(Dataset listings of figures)
■ ■ ■ ■
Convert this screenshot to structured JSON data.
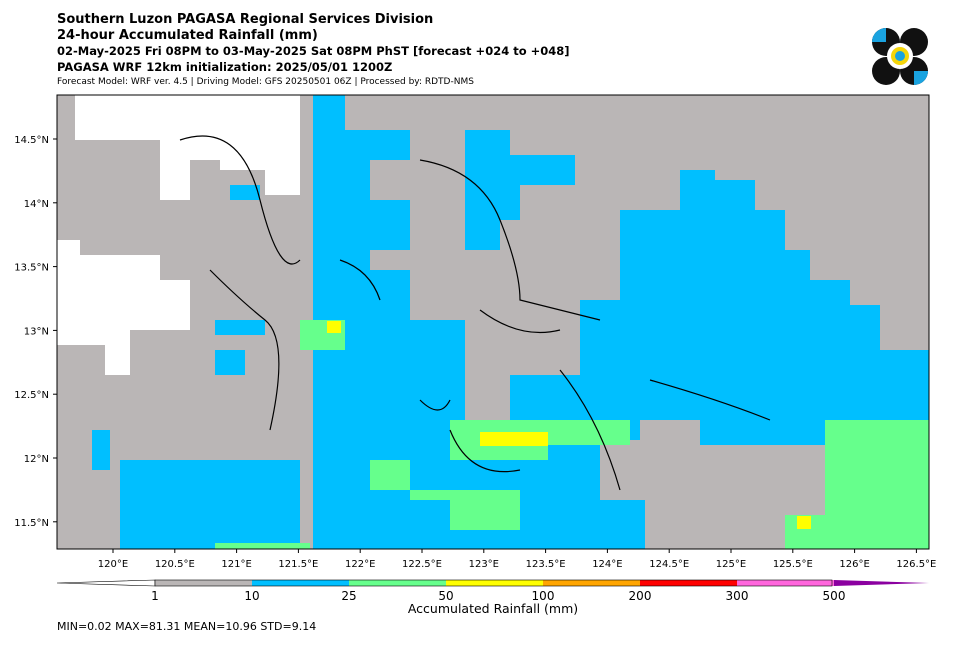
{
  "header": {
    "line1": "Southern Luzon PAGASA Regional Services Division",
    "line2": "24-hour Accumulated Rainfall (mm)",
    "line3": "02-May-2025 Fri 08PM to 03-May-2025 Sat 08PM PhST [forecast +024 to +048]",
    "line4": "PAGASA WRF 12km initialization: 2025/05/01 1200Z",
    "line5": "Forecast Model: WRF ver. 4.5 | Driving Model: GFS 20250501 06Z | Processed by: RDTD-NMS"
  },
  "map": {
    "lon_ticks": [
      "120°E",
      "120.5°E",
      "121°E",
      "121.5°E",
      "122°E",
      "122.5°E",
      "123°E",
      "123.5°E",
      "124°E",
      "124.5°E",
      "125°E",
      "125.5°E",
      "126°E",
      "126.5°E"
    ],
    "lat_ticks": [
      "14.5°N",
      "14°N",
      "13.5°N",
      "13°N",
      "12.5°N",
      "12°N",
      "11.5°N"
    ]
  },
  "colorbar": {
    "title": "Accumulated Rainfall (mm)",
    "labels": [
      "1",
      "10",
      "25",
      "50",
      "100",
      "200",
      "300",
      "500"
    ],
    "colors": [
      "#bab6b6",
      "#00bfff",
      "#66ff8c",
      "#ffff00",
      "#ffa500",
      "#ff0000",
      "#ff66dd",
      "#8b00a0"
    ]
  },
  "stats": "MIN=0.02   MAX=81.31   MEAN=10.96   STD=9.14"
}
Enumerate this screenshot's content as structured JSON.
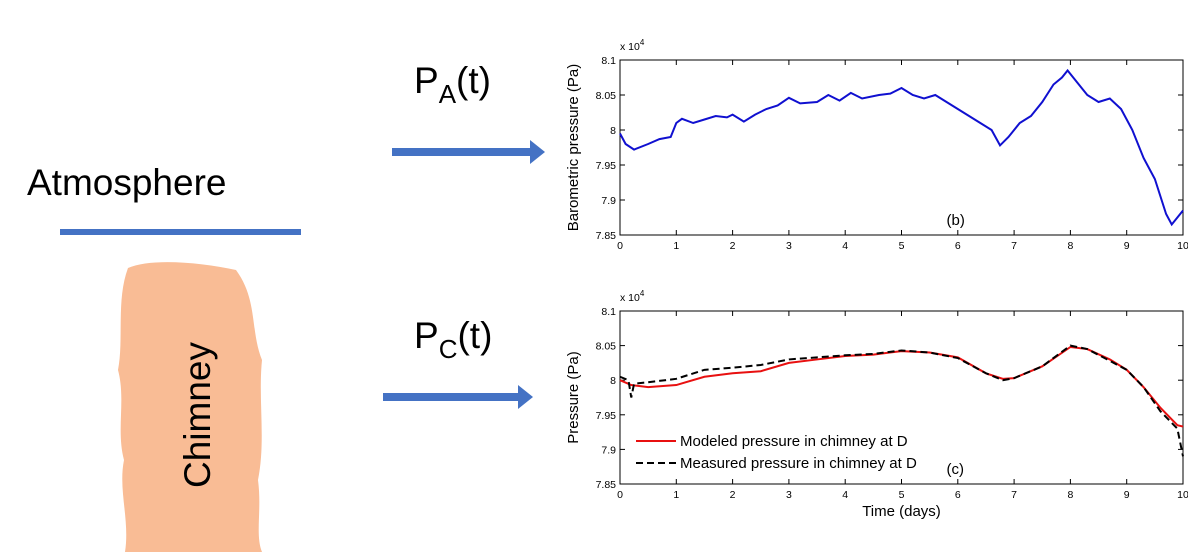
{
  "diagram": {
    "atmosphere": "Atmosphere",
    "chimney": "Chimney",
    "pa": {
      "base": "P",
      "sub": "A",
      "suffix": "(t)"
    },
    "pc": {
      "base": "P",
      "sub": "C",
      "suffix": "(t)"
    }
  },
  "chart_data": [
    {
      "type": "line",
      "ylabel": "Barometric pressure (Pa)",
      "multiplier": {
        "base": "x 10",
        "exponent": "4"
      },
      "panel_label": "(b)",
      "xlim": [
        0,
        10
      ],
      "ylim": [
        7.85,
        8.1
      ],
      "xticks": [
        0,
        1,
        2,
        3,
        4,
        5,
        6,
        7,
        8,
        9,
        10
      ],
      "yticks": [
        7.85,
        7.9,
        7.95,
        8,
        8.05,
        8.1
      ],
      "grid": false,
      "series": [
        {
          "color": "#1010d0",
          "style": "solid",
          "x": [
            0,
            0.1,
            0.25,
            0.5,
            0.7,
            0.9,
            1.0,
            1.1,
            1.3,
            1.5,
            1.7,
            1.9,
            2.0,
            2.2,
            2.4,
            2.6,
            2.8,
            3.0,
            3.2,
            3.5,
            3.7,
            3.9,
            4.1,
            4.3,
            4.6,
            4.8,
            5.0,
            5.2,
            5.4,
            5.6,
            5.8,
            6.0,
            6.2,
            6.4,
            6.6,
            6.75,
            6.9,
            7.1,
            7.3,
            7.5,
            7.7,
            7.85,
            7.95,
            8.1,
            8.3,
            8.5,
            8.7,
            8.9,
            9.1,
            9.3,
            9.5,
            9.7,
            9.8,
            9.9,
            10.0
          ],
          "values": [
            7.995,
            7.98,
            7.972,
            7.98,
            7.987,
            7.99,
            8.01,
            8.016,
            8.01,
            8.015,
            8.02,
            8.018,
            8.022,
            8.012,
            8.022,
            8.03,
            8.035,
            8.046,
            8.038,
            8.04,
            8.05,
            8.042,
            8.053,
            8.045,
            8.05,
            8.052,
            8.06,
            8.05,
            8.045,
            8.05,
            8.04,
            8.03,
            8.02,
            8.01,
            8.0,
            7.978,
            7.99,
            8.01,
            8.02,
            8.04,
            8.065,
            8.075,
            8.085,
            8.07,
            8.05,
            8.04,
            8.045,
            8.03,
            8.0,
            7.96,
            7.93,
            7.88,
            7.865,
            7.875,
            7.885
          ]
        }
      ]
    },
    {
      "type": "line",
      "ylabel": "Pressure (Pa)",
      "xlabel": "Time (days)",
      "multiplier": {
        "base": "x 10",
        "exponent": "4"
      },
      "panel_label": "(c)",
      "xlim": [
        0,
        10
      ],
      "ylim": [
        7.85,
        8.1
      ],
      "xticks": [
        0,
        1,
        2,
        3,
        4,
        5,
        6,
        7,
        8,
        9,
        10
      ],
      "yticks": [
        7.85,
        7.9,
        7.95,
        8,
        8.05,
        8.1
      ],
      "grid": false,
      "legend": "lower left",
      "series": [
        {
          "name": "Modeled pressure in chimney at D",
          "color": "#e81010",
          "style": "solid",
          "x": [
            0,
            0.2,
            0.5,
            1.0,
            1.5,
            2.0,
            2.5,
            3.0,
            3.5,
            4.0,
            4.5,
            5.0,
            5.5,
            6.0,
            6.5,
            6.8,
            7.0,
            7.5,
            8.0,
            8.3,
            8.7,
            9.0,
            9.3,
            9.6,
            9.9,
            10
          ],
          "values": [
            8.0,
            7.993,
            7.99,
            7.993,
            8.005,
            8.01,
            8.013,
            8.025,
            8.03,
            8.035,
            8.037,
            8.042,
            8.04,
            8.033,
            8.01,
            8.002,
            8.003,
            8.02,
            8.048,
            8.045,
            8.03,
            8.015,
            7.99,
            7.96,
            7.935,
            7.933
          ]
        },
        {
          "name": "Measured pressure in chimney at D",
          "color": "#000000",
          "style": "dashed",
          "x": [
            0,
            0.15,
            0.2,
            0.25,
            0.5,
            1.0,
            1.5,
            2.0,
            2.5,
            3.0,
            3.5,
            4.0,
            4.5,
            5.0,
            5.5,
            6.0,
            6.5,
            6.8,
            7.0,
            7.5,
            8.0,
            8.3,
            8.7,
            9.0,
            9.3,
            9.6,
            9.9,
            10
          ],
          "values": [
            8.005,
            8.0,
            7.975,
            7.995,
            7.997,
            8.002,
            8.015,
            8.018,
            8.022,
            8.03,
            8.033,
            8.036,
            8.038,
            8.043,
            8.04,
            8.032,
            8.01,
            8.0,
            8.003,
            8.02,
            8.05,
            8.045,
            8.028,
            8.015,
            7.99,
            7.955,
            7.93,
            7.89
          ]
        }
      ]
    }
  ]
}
■ ■ ■ ■
▸ STATED EXERCISE: Except for the pictures, reproduce every line exactly.

▸ TASK OUTPUT:
Convert this screenshot to structured JSON data.
{
  "header": {
    "line1": "Southern Luzon PAGASA Regional Services Division",
    "line2": "24-hour Accumulated Rainfall (mm)",
    "line3": "02-May-2025 Fri 08PM to 03-May-2025 Sat 08PM PhST [forecast +024 to +048]",
    "line4": "PAGASA WRF 12km initialization: 2025/05/01 1200Z",
    "line5": "Forecast Model: WRF ver. 4.5 | Driving Model: GFS 20250501 06Z | Processed by: RDTD-NMS"
  },
  "map": {
    "lon_ticks": [
      "120°E",
      "120.5°E",
      "121°E",
      "121.5°E",
      "122°E",
      "122.5°E",
      "123°E",
      "123.5°E",
      "124°E",
      "124.5°E",
      "125°E",
      "125.5°E",
      "126°E",
      "126.5°E"
    ],
    "lat_ticks": [
      "14.5°N",
      "14°N",
      "13.5°N",
      "13°N",
      "12.5°N",
      "12°N",
      "11.5°N"
    ]
  },
  "colorbar": {
    "title": "Accumulated Rainfall (mm)",
    "labels": [
      "1",
      "10",
      "25",
      "50",
      "100",
      "200",
      "300",
      "500"
    ],
    "colors": [
      "#bab6b6",
      "#00bfff",
      "#66ff8c",
      "#ffff00",
      "#ffa500",
      "#ff0000",
      "#ff66dd",
      "#8b00a0"
    ]
  },
  "stats": "MIN=0.02   MAX=81.31   MEAN=10.96   STD=9.14"
}
Enumerate this screenshot's content as structured JSON.
{
  "diagram": {
    "atmosphere": "Atmosphere",
    "chimney": "Chimney",
    "pa": {
      "base": "P",
      "sub": "A",
      "suffix": "(t)"
    },
    "pc": {
      "base": "P",
      "sub": "C",
      "suffix": "(t)"
    }
  },
  "chart_data": [
    {
      "type": "line",
      "ylabel": "Barometric pressure (Pa)",
      "multiplier": {
        "base": "x 10",
        "exponent": "4"
      },
      "panel_label": "(b)",
      "xlim": [
        0,
        10
      ],
      "ylim": [
        7.85,
        8.1
      ],
      "xticks": [
        0,
        1,
        2,
        3,
        4,
        5,
        6,
        7,
        8,
        9,
        10
      ],
      "yticks": [
        7.85,
        7.9,
        7.95,
        8,
        8.05,
        8.1
      ],
      "grid": false,
      "series": [
        {
          "color": "#1010d0",
          "style": "solid",
          "x": [
            0,
            0.1,
            0.25,
            0.5,
            0.7,
            0.9,
            1.0,
            1.1,
            1.3,
            1.5,
            1.7,
            1.9,
            2.0,
            2.2,
            2.4,
            2.6,
            2.8,
            3.0,
            3.2,
            3.5,
            3.7,
            3.9,
            4.1,
            4.3,
            4.6,
            4.8,
            5.0,
            5.2,
            5.4,
            5.6,
            5.8,
            6.0,
            6.2,
            6.4,
            6.6,
            6.75,
            6.9,
            7.1,
            7.3,
            7.5,
            7.7,
            7.85,
            7.95,
            8.1,
            8.3,
            8.5,
            8.7,
            8.9,
            9.1,
            9.3,
            9.5,
            9.7,
            9.8,
            9.9,
            10.0
          ],
          "values": [
            7.995,
            7.98,
            7.972,
            7.98,
            7.987,
            7.99,
            8.01,
            8.016,
            8.01,
            8.015,
            8.02,
            8.018,
            8.022,
            8.012,
            8.022,
            8.03,
            8.035,
            8.046,
            8.038,
            8.04,
            8.05,
            8.042,
            8.053,
            8.045,
            8.05,
            8.052,
            8.06,
            8.05,
            8.045,
            8.05,
            8.04,
            8.03,
            8.02,
            8.01,
            8.0,
            7.978,
            7.99,
            8.01,
            8.02,
            8.04,
            8.065,
            8.075,
            8.085,
            8.07,
            8.05,
            8.04,
            8.045,
            8.03,
            8.0,
            7.96,
            7.93,
            7.88,
            7.865,
            7.875,
            7.885
          ]
        }
      ]
    },
    {
      "type": "line",
      "ylabel": "Pressure (Pa)",
      "xlabel": "Time (days)",
      "multiplier": {
        "base": "x 10",
        "exponent": "4"
      },
      "panel_label": "(c)",
      "xlim": [
        0,
        10
      ],
      "ylim": [
        7.85,
        8.1
      ],
      "xticks": [
        0,
        1,
        2,
        3,
        4,
        5,
        6,
        7,
        8,
        9,
        10
      ],
      "yticks": [
        7.85,
        7.9,
        7.95,
        8,
        8.05,
        8.1
      ],
      "grid": false,
      "legend": "lower left",
      "series": [
        {
          "name": "Modeled pressure in chimney at D",
          "color": "#e81010",
          "style": "solid",
          "x": [
            0,
            0.2,
            0.5,
            1.0,
            1.5,
            2.0,
            2.5,
            3.0,
            3.5,
            4.0,
            4.5,
            5.0,
            5.5,
            6.0,
            6.5,
            6.8,
            7.0,
            7.5,
            8.0,
            8.3,
            8.7,
            9.0,
            9.3,
            9.6,
            9.9,
            10
          ],
          "values": [
            8.0,
            7.993,
            7.99,
            7.993,
            8.005,
            8.01,
            8.013,
            8.025,
            8.03,
            8.035,
            8.037,
            8.042,
            8.04,
            8.033,
            8.01,
            8.002,
            8.003,
            8.02,
            8.048,
            8.045,
            8.03,
            8.015,
            7.99,
            7.96,
            7.935,
            7.933
          ]
        },
        {
          "name": "Measured pressure in chimney at D",
          "color": "#000000",
          "style": "dashed",
          "x": [
            0,
            0.15,
            0.2,
            0.25,
            0.5,
            1.0,
            1.5,
            2.0,
            2.5,
            3.0,
            3.5,
            4.0,
            4.5,
            5.0,
            5.5,
            6.0,
            6.5,
            6.8,
            7.0,
            7.5,
            8.0,
            8.3,
            8.7,
            9.0,
            9.3,
            9.6,
            9.9,
            10
          ],
          "values": [
            8.005,
            8.0,
            7.975,
            7.995,
            7.997,
            8.002,
            8.015,
            8.018,
            8.022,
            8.03,
            8.033,
            8.036,
            8.038,
            8.043,
            8.04,
            8.032,
            8.01,
            8.0,
            8.003,
            8.02,
            8.05,
            8.045,
            8.028,
            8.015,
            7.99,
            7.955,
            7.93,
            7.89
          ]
        }
      ]
    }
  ]
}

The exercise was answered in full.